• GOAL OF THE EXERCISE: Only the lines from the one with "Transcribe the text in this document." onward are wanted, through the last line of the entries, set down exactly.

• EXERCISE MATERIAL:
──────────────────────────────
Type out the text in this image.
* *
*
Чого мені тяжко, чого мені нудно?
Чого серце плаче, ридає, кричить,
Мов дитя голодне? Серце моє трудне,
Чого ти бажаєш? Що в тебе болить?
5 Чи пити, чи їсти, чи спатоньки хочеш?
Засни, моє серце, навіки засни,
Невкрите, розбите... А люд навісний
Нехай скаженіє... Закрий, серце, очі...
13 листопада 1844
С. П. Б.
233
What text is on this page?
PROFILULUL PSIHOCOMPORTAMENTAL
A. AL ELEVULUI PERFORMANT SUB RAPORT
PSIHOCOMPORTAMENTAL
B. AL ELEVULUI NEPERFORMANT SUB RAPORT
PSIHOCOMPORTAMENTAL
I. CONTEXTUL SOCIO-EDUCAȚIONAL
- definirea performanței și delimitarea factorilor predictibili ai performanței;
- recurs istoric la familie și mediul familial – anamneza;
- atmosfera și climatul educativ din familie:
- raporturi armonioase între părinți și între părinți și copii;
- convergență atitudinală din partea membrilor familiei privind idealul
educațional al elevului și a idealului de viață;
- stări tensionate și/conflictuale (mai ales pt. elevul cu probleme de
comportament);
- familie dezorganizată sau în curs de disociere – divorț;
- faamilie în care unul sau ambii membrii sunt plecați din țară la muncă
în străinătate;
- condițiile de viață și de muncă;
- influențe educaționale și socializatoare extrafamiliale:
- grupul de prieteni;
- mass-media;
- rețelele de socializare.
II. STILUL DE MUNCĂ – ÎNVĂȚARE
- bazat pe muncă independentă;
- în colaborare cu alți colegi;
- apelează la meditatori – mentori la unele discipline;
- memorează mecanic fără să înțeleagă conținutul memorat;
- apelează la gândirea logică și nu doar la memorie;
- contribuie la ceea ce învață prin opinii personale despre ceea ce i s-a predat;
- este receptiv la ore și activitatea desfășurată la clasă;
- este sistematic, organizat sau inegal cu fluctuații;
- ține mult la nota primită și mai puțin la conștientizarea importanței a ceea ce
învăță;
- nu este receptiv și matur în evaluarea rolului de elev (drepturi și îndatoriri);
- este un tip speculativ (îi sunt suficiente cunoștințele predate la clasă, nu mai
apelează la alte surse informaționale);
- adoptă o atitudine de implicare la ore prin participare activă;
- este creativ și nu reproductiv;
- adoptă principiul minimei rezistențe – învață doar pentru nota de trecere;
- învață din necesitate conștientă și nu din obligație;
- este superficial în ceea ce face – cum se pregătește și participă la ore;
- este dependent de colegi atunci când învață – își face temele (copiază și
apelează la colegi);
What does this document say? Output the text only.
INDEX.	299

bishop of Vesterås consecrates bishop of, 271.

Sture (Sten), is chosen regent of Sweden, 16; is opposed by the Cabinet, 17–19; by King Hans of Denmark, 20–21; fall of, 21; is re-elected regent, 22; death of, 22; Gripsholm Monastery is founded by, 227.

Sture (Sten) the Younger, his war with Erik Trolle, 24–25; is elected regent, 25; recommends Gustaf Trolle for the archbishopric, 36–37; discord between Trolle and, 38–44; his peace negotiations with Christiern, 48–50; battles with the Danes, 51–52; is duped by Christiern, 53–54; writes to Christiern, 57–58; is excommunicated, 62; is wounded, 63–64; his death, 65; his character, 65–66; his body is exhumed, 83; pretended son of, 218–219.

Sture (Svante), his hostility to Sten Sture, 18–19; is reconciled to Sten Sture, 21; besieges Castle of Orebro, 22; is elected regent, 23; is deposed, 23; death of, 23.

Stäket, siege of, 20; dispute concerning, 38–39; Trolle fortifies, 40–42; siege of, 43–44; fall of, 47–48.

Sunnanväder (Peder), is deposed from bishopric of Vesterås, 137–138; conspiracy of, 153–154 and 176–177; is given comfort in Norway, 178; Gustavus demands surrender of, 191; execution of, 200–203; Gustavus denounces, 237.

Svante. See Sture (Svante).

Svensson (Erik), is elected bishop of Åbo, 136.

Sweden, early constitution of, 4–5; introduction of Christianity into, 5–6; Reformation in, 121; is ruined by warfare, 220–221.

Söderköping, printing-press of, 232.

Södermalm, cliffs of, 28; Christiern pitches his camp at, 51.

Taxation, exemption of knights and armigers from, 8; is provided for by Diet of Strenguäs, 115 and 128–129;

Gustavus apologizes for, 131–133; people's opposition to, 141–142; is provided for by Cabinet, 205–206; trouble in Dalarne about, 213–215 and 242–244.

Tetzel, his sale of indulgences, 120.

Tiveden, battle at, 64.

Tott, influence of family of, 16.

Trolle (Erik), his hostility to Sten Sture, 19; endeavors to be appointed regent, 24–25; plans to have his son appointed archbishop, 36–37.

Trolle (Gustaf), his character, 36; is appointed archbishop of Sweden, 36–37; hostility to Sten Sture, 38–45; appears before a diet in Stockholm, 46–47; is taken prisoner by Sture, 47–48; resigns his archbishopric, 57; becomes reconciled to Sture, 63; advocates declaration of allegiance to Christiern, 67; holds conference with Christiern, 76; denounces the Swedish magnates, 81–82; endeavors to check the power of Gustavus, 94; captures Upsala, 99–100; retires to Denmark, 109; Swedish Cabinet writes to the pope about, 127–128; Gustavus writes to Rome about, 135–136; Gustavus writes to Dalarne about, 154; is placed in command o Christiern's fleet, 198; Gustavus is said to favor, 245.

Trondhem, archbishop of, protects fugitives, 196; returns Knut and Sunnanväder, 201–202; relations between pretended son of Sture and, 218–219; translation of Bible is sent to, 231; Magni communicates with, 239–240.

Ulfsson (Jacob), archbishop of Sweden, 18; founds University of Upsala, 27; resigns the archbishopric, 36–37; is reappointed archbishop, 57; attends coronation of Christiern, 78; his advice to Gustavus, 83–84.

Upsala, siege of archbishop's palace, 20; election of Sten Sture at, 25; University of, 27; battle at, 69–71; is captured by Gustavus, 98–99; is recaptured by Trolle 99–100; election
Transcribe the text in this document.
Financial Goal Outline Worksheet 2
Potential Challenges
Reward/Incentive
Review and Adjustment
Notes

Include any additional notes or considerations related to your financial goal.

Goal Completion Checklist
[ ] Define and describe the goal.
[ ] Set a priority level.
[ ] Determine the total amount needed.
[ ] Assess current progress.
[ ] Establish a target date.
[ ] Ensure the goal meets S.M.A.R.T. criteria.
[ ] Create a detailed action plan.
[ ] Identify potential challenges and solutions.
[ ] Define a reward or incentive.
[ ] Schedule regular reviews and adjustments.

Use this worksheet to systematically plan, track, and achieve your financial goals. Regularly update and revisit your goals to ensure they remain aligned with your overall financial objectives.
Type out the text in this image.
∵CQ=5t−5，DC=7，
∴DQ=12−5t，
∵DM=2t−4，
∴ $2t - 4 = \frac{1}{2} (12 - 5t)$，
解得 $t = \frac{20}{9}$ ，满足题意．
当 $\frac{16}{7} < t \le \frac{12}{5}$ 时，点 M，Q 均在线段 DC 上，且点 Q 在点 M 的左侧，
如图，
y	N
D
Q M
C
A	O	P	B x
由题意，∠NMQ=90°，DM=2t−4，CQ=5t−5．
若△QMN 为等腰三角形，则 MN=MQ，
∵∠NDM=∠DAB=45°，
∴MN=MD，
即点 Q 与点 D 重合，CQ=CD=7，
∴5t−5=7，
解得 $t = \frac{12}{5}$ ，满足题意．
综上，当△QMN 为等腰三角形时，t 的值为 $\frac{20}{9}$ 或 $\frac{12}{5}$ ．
──────────────────────────────
• ANSWER TO THIS EXERCISE:
Transcribe the text in this document.
Financial Goal Outline Worksheet 2
Potential Challenges
Reward/Incentive
Review and Adjustment
Notes

Include any additional notes or considerations related to your financial goal.

Goal Completion Checklist
[ ] Define and describe the goal.
[ ] Set a priority level.
[ ] Determine the total amount needed.
[ ] Assess current progress.
[ ] Establish a target date.
[ ] Ensure the goal meets S.M.A.R.T. criteria.
[ ] Create a detailed action plan.
[ ] Identify potential challenges and solutions.
[ ] Define a reward or incentive.
[ ] Schedule regular reviews and adjustments.

Use this worksheet to systematically plan, track, and achieve your financial goals. Regularly update and revisit your goals to ensure they remain aligned with your overall financial objectives.
Type out the text in this image.
∵CQ=5t−5，DC=7，
∴DQ=12−5t，
∵DM=2t−4，
∴ $2t - 4 = \frac{1}{2} (12 - 5t)$，
解得 $t = \frac{20}{9}$ ，满足题意．
当 $\frac{16}{7} < t \le \frac{12}{5}$ 时，点 M，Q 均在线段 DC 上，且点 Q 在点 M 的左侧，
如图，
y	N
D
Q M
C
A	O	P	B x
由题意，∠NMQ=90°，DM=2t−4，CQ=5t−5．
若△QMN 为等腰三角形，则 MN=MQ，
∵∠NDM=∠DAB=45°，
∴MN=MD，
即点 Q 与点 D 重合，CQ=CD=7，
∴5t−5=7，
解得 $t = \frac{12}{5}$ ，满足题意．
综上，当△QMN 为等腰三角形时，t 的值为 $\frac{20}{9}$ 或 $\frac{12}{5}$ ．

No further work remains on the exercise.